(BRIEF): Filter the listing below, copying every line in which the word "estructura" appears.
- - - -
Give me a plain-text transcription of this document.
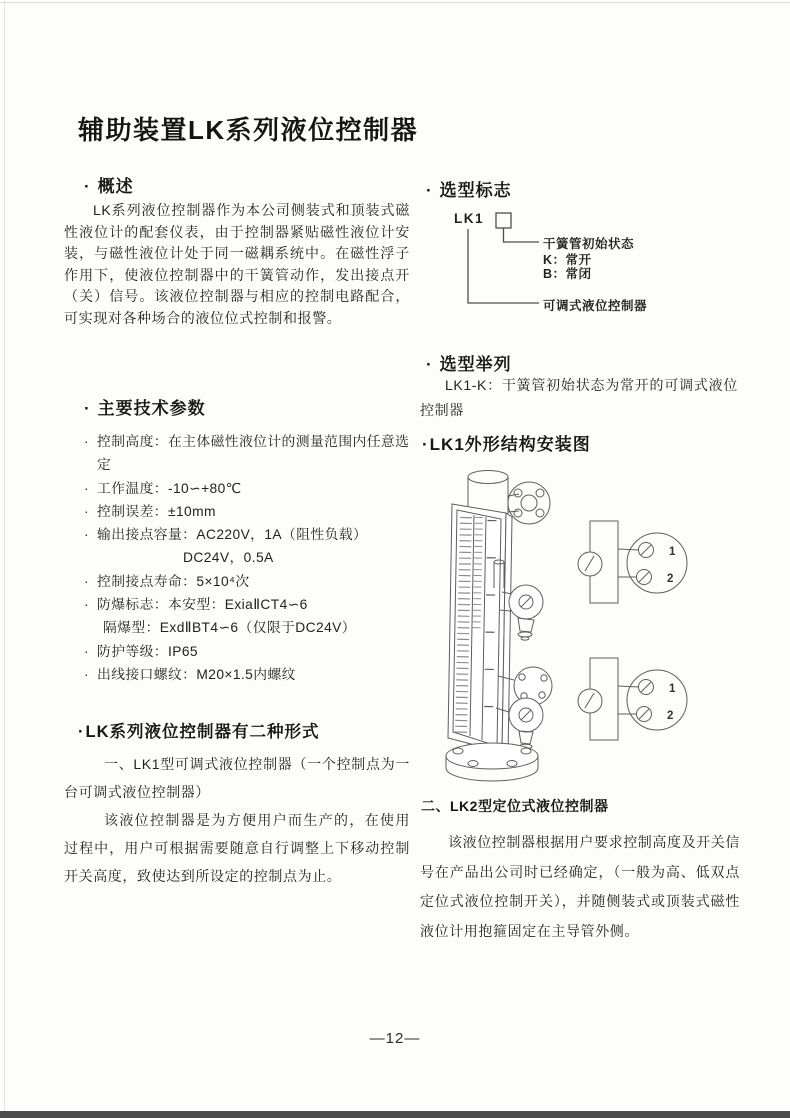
辅助装置LK系列液位控制器
· 概述
LK系列液位控制器作为本公司侧装式和顶装式磁性液位计的配套仪表，由于控制器紧贴磁性液位计安装，与磁性液位计处于同一磁耦系统中。在磁性浮子作用下，使液位控制器中的干簧管动作，发出接点开（关）信号。该液位控制器与相应的控制电路配合，可实现对各种场合的液位位式控制和报警。
· 主要技术参数
· 控制高度：在主体磁性液位计的测量范围内任意选定
· 工作温度：-10∽+80℃
· 控制误差：±10mm
· 输出接点容量：AC220V，1A（阻性负载）
DC24V，0.5A
· 控制接点寿命：5×10⁴次
· 防爆标志：本安型：ExiaⅡCT4∽6
隔爆型：ExdⅡBT4∽6（仅限于DC24V）
· 防护等级：IP65
· 出线接口螺纹：M20×1.5内螺纹
·LK系列液位控制器有二种形式
一、LK1型可调式液位控制器（一个控制点为一台可调式液位控制器）
该液位控制器是为方便用户而生产的，在使用过程中，用户可根据需要随意自行调整上下移动控制开关高度，致使达到所设定的控制点为止。
· 选型标志
LK1
干簧管初始状态
K：常开
B：常闭
可调式液位控制器
· 选型举列
LK1-K：干簧管初始状态为常开的可调式液位控制器
·LK1外形结构安装图
1
2
1
2
二、LK2型定位式液位控制器
该液位控制器根据用户要求控制高度及开关信号在产品出公司时已经确定，（一般为高、低双点定位式液位控制开关），并随侧装式或顶装式磁性液位计用抱箍固定在主导管外侧。
—12—
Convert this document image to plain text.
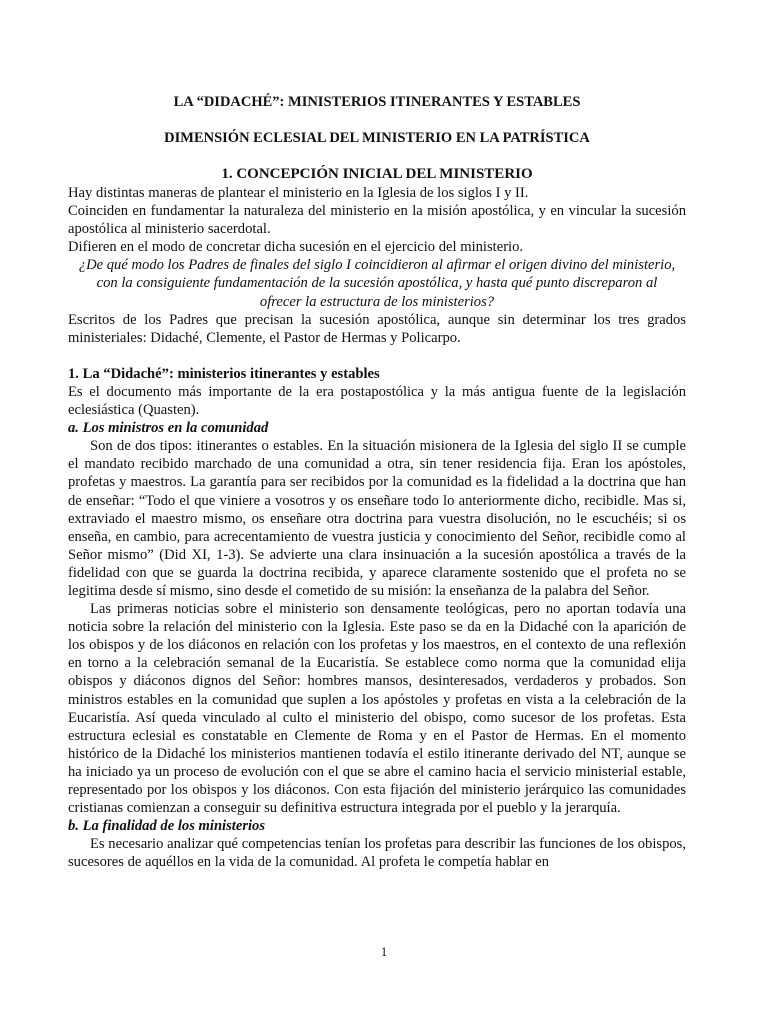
LA “DIDACHÉ”: MINISTERIOS ITINERANTES Y ESTABLES
DIMENSIÓN ECLESIAL DEL MINISTERIO EN LA PATRÍSTICA
1. CONCEPCIÓN INICIAL DEL MINISTERIO

Hay distintas maneras de plantear el ministerio en la Iglesia de los siglos I y II.

Coinciden en fundamentar la naturaleza del ministerio en la misión apostólica, y en vincular la sucesión apostólica al ministerio sacerdotal.

Difieren en el modo de concretar dicha sucesión en el ejercicio del ministerio.

¿De qué modo los Padres de finales del siglo I coincidieron al afirmar el origen divino del ministerio, con la consiguiente fundamentación de la sucesión apostólica, y hasta qué punto discreparon al ofrecer la estructura de los ministerios?

Escritos de los Padres que precisan la sucesión apostólica, aunque sin determinar los tres grados ministeriales: Didaché, Clemente, el Pastor de Hermas y Policarpo.

1. La “Didaché”: ministerios itinerantes y estables

Es el documento más importante de la era postapostólica y la más antigua fuente de la legislación eclesiástica (Quasten).

a. Los ministros en la comunidad

Son de dos tipos: itinerantes o estables. En la situación misionera de la Iglesia del siglo II se cumple el mandato recibido marchado de una comunidad a otra, sin tener residencia fija. Eran los apóstoles, profetas y maestros. La garantía para ser recibidos por la comunidad es la fidelidad a la doctrina que han de enseñar: “Todo el que viniere a vosotros y os enseñare todo lo anteriormente dicho, recibidle. Mas si, extraviado el maestro mismo, os enseñare otra doctrina para vuestra disolución, no le escuchéis; si os enseña, en cambio, para acrecentamiento de vuestra justicia y conocimiento del Señor, recibidle como al Señor mismo” (Did XI, 1-3). Se advierte una clara insinuación a la sucesión apostólica a través de la fidelidad con que se guarda la doctrina recibida, y aparece claramente sostenido que el profeta no se legitima desde sí mismo, sino desde el cometido de su misión: la enseñanza de la palabra del Señor.

Las primeras noticias sobre el ministerio son densamente teológicas, pero no aportan todavía una noticia sobre la relación del ministerio con la Iglesia. Este paso se da en la Didaché con la aparición de los obispos y de los diáconos en relación con los profetas y los maestros, en el contexto de una reflexión en torno a la celebración semanal de la Eucaristía. Se establece como norma que la comunidad elija obispos y diáconos dignos del Señor: hombres mansos, desinteresados, verdaderos y probados. Son ministros estables en la comunidad que suplen a los apóstoles y profetas en vista a la celebración de la Eucaristía. Así queda vinculado al culto el ministerio del obispo, como sucesor de los profetas. Esta estructura eclesial es constatable en Clemente de Roma y en el Pastor de Hermas. En el momento histórico de la Didaché los ministerios mantienen todavía el estilo itinerante derivado del NT, aunque se ha iniciado ya un proceso de evolución con el que se abre el camino hacia el servicio ministerial estable, representado por los obispos y los diáconos. Con esta fijación del ministerio jerárquico las comunidades cristianas comienzan a conseguir su definitiva estructura integrada por el pueblo y la jerarquía.

b. La finalidad de los ministerios

Es necesario analizar qué competencias tenían los profetas para describir las funciones de los obispos, sucesores de aquéllos en la vida de la comunidad. Al profeta le competía hablar en

1
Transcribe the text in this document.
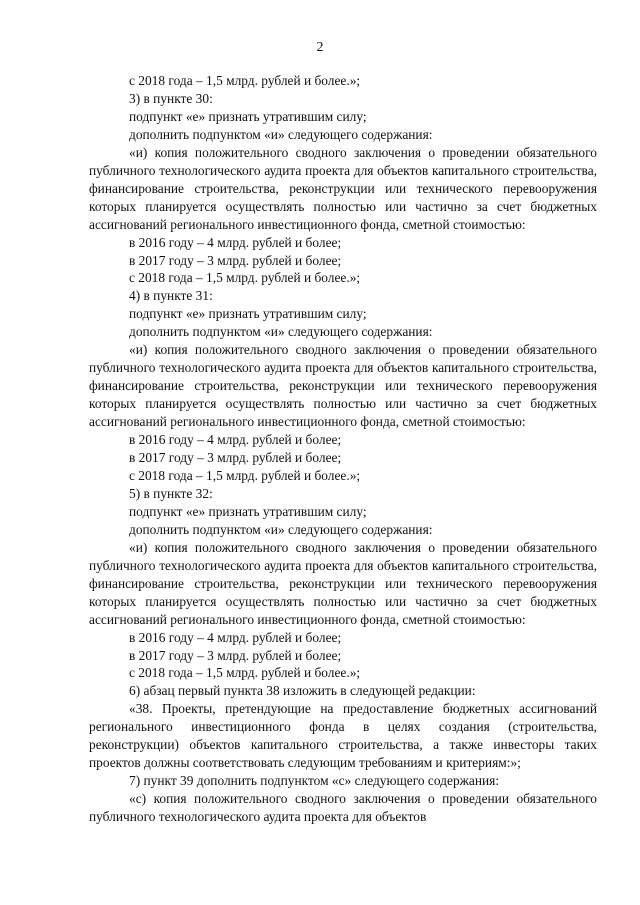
2

с 2018 года – 1,5 млрд. рублей и более.»;

3) в пункте 30:

подпункт «е» признать утратившим силу;

дополнить подпунктом «и» следующего содержания:

«и) копия положительного сводного заключения о проведении обязательного публичного технологического аудита проекта для объектов капитального строительства, финансирование строительства, реконструкции или технического перевооружения которых планируется осуществлять полностью или частично за счет бюджетных ассигнований регионального инвестиционного фонда, сметной стоимостью:

в 2016 году – 4 млрд. рублей и более;

в 2017 году – 3 млрд. рублей и более;

с 2018 года – 1,5 млрд. рублей и более.»;

4) в пункте 31:

подпункт «е» признать утратившим силу;

дополнить подпунктом «и» следующего содержания:

«и) копия положительного сводного заключения о проведении обязательного публичного технологического аудита проекта для объектов капитального строительства, финансирование строительства, реконструкции или технического перевооружения которых планируется осуществлять полностью или частично за счет бюджетных ассигнований регионального инвестиционного фонда, сметной стоимостью:

в 2016 году – 4 млрд. рублей и более;

в 2017 году – 3 млрд. рублей и более;

с 2018 года – 1,5 млрд. рублей и более.»;

5) в пункте 32:

подпункт «е» признать утратившим силу;

дополнить подпунктом «и» следующего содержания:

«и) копия положительного сводного заключения о проведении обязательного публичного технологического аудита проекта для объектов капитального строительства, финансирование строительства, реконструкции или технического перевооружения которых планируется осуществлять полностью или частично за счет бюджетных ассигнований регионального инвестиционного фонда, сметной стоимостью:

в 2016 году – 4 млрд. рублей и более;

в 2017 году – 3 млрд. рублей и более;

с 2018 года – 1,5 млрд. рублей и более.»;

6) абзац первый пункта 38 изложить в следующей редакции:

«38. Проекты, претендующие на предоставление бюджетных ассигнований регионального инвестиционного фонда в целях создания (строительства, реконструкции) объектов капитального строительства, а также инвесторы таких проектов должны соответствовать следующим требованиям и критериям:»;

7) пункт 39 дополнить подпунктом «с» следующего содержания:

«с) копия положительного сводного заключения о проведении обязательного публичного технологического аудита проекта для объектов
- - - -
(RESULT):
¿De qué modo los Padres de finales del siglo I coincidieron al afirmar el origen divino del ministerio, con la consiguiente fundamentación de la sucesión apostólica, y hasta qué punto discreparon al ofrecer la estructura de los ministerios?
Las primeras noticias sobre el ministerio son densamente teológicas, pero no aportan todavía una noticia sobre la relación del ministerio con la Iglesia. Este paso se da en la Didaché con la aparición de los obispos y de los diáconos en relación con los profetas y los maestros, en el contexto de una reflexión en torno a la celebración semanal de la Eucaristía. Se establece como norma que la comunidad elija obispos y diáconos dignos del Señor: hombres mansos, desinteresados, verdaderos y probados. Son ministros estables en la comunidad que suplen a los apóstoles y profetas en vista a la celebración de la Eucaristía. Así queda vinculado al culto el ministerio del obispo, como sucesor de los profetas. Esta estructura eclesial es constatable en Clemente de Roma y en el Pastor de Hermas. En el momento histórico de la Didaché los ministerios mantienen todavía el estilo itinerante derivado del NT, aunque se ha iniciado ya un proceso de evolución con el que se abre el camino hacia el servicio ministerial estable, representado por los obispos y los diáconos. Con esta fijación del ministerio jerárquico las comunidades cristianas comienzan a conseguir su definitiva estructura integrada por el pueblo y la jerarquía.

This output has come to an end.